* **Data to process**
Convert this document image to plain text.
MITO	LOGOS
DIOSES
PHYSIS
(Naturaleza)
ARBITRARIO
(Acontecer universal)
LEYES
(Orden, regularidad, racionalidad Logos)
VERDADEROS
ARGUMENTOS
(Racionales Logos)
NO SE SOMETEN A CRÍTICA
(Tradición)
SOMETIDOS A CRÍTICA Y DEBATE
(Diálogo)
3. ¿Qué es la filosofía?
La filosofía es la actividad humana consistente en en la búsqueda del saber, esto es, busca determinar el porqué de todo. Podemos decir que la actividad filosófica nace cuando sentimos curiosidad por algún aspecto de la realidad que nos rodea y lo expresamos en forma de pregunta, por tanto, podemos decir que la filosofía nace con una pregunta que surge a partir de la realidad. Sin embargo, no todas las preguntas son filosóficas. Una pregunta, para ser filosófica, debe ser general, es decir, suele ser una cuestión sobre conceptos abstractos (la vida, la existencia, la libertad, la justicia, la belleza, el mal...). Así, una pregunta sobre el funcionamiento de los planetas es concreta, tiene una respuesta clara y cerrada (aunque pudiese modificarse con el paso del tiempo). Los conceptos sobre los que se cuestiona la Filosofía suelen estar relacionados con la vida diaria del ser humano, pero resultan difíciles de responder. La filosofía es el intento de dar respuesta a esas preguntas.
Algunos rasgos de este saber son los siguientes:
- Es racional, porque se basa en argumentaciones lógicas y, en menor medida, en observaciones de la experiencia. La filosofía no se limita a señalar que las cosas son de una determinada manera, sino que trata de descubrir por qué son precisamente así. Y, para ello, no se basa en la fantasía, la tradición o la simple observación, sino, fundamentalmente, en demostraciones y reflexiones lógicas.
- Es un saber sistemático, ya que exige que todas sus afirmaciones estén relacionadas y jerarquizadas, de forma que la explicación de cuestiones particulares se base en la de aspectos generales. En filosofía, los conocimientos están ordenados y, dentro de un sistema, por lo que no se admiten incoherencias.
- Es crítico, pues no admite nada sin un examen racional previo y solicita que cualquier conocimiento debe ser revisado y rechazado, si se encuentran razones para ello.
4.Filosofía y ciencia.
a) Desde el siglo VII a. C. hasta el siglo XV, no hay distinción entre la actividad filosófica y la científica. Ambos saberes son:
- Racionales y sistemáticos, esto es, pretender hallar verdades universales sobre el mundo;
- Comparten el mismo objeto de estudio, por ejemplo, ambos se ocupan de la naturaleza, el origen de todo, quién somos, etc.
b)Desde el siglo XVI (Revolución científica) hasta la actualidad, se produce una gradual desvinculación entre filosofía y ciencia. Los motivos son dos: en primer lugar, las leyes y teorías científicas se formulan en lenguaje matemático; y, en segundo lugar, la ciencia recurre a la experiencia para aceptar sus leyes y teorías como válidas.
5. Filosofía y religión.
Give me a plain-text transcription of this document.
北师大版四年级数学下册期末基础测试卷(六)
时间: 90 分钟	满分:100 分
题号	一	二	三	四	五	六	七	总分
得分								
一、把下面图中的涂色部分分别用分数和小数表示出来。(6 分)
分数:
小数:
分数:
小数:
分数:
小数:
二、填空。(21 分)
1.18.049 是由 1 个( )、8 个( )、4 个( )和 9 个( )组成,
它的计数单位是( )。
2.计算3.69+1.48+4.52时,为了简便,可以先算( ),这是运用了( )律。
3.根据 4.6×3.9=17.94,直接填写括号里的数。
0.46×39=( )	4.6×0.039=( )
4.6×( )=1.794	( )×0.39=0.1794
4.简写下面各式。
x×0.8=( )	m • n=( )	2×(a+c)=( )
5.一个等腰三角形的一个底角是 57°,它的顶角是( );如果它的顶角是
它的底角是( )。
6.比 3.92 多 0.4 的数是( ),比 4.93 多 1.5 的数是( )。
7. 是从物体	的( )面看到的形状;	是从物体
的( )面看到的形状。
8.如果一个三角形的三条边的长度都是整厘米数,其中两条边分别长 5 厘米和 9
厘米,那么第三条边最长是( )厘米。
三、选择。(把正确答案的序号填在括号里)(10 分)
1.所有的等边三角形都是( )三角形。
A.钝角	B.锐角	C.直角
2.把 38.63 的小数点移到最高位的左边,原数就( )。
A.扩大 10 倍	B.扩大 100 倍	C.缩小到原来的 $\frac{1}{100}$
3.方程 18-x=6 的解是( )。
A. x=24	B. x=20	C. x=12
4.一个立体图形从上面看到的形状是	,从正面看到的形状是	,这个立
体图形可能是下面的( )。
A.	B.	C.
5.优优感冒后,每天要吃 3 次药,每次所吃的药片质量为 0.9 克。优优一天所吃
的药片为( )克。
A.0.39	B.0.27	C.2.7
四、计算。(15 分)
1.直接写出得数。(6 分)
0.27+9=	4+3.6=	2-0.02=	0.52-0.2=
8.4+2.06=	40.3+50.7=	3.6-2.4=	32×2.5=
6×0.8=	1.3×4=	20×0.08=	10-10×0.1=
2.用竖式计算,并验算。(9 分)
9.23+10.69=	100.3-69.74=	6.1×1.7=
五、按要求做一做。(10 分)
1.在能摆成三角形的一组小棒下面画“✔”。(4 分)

* **Short task**
Give every line of the material again, exactly as it reads.

* **Worked answer**
Convert this document image to plain text.
MITO	LOGOS
DIOSES
PHYSIS
(Naturaleza)
ARBITRARIO
(Acontecer universal)
LEYES
(Orden, regularidad, racionalidad Logos)
VERDADEROS
ARGUMENTOS
(Racionales Logos)
NO SE SOMETEN A CRÍTICA
(Tradición)
SOMETIDOS A CRÍTICA Y DEBATE
(Diálogo)
3. ¿Qué es la filosofía?
La filosofía es la actividad humana consistente en en la búsqueda del saber, esto es, busca determinar el porqué de todo. Podemos decir que la actividad filosófica nace cuando sentimos curiosidad por algún aspecto de la realidad que nos rodea y lo expresamos en forma de pregunta, por tanto, podemos decir que la filosofía nace con una pregunta que surge a partir de la realidad. Sin embargo, no todas las preguntas son filosóficas. Una pregunta, para ser filosófica, debe ser general, es decir, suele ser una cuestión sobre conceptos abstractos (la vida, la existencia, la libertad, la justicia, la belleza, el mal...). Así, una pregunta sobre el funcionamiento de los planetas es concreta, tiene una respuesta clara y cerrada (aunque pudiese modificarse con el paso del tiempo). Los conceptos sobre los que se cuestiona la Filosofía suelen estar relacionados con la vida diaria del ser humano, pero resultan difíciles de responder. La filosofía es el intento de dar respuesta a esas preguntas.
Algunos rasgos de este saber son los siguientes:
- Es racional, porque se basa en argumentaciones lógicas y, en menor medida, en observaciones de la experiencia. La filosofía no se limita a señalar que las cosas son de una determinada manera, sino que trata de descubrir por qué son precisamente así. Y, para ello, no se basa en la fantasía, la tradición o la simple observación, sino, fundamentalmente, en demostraciones y reflexiones lógicas.
- Es un saber sistemático, ya que exige que todas sus afirmaciones estén relacionadas y jerarquizadas, de forma que la explicación de cuestiones particulares se base en la de aspectos generales. En filosofía, los conocimientos están ordenados y, dentro de un sistema, por lo que no se admiten incoherencias.
- Es crítico, pues no admite nada sin un examen racional previo y solicita que cualquier conocimiento debe ser revisado y rechazado, si se encuentran razones para ello.
4.Filosofía y ciencia.
a) Desde el siglo VII a. C. hasta el siglo XV, no hay distinción entre la actividad filosófica y la científica. Ambos saberes son:
- Racionales y sistemáticos, esto es, pretender hallar verdades universales sobre el mundo;
- Comparten el mismo objeto de estudio, por ejemplo, ambos se ocupan de la naturaleza, el origen de todo, quién somos, etc.
b)Desde el siglo XVI (Revolución científica) hasta la actualidad, se produce una gradual desvinculación entre filosofía y ciencia. Los motivos son dos: en primer lugar, las leyes y teorías científicas se formulan en lenguaje matemático; y, en segundo lugar, la ciencia recurre a la experiencia para aceptar sus leyes y teorías como válidas.
5. Filosofía y religión.
Give me a plain-text transcription of this document.
北师大版四年级数学下册期末基础测试卷(六)
时间: 90 分钟	满分:100 分
题号	一	二	三	四	五	六	七	总分
得分								
一、把下面图中的涂色部分分别用分数和小数表示出来。(6 分)
分数:
小数:
分数:
小数:
分数:
小数:
二、填空。(21 分)
1.18.049 是由 1 个( )、8 个( )、4 个( )和 9 个( )组成,
它的计数单位是( )。
2.计算3.69+1.48+4.52时,为了简便,可以先算( ),这是运用了( )律。
3.根据 4.6×3.9=17.94,直接填写括号里的数。
0.46×39=( )	4.6×0.039=( )
4.6×( )=1.794	( )×0.39=0.1794
4.简写下面各式。
x×0.8=( )	m • n=( )	2×(a+c)=( )
5.一个等腰三角形的一个底角是 57°,它的顶角是( );如果它的顶角是
它的底角是( )。
6.比 3.92 多 0.4 的数是( ),比 4.93 多 1.5 的数是( )。
7. 是从物体	的( )面看到的形状;	是从物体
的( )面看到的形状。
8.如果一个三角形的三条边的长度都是整厘米数,其中两条边分别长 5 厘米和 9
厘米,那么第三条边最长是( )厘米。
三、选择。(把正确答案的序号填在括号里)(10 分)
1.所有的等边三角形都是( )三角形。
A.钝角	B.锐角	C.直角
2.把 38.63 的小数点移到最高位的左边,原数就( )。
A.扩大 10 倍	B.扩大 100 倍	C.缩小到原来的 $\frac{1}{100}$
3.方程 18-x=6 的解是( )。
A. x=24	B. x=20	C. x=12
4.一个立体图形从上面看到的形状是	,从正面看到的形状是	,这个立
体图形可能是下面的( )。
A.	B.	C.
5.优优感冒后,每天要吃 3 次药,每次所吃的药片质量为 0.9 克。优优一天所吃
的药片为( )克。
A.0.39	B.0.27	C.2.7
四、计算。(15 分)
1.直接写出得数。(6 分)
0.27+9=	4+3.6=	2-0.02=	0.52-0.2=
8.4+2.06=	40.3+50.7=	3.6-2.4=	32×2.5=
6×0.8=	1.3×4=	20×0.08=	10-10×0.1=
2.用竖式计算,并验算。(9 分)
9.23+10.69=	100.3-69.74=	6.1×1.7=
五、按要求做一做。(10 分)
1.在能摆成三角形的一组小棒下面画“✔”。(4 分)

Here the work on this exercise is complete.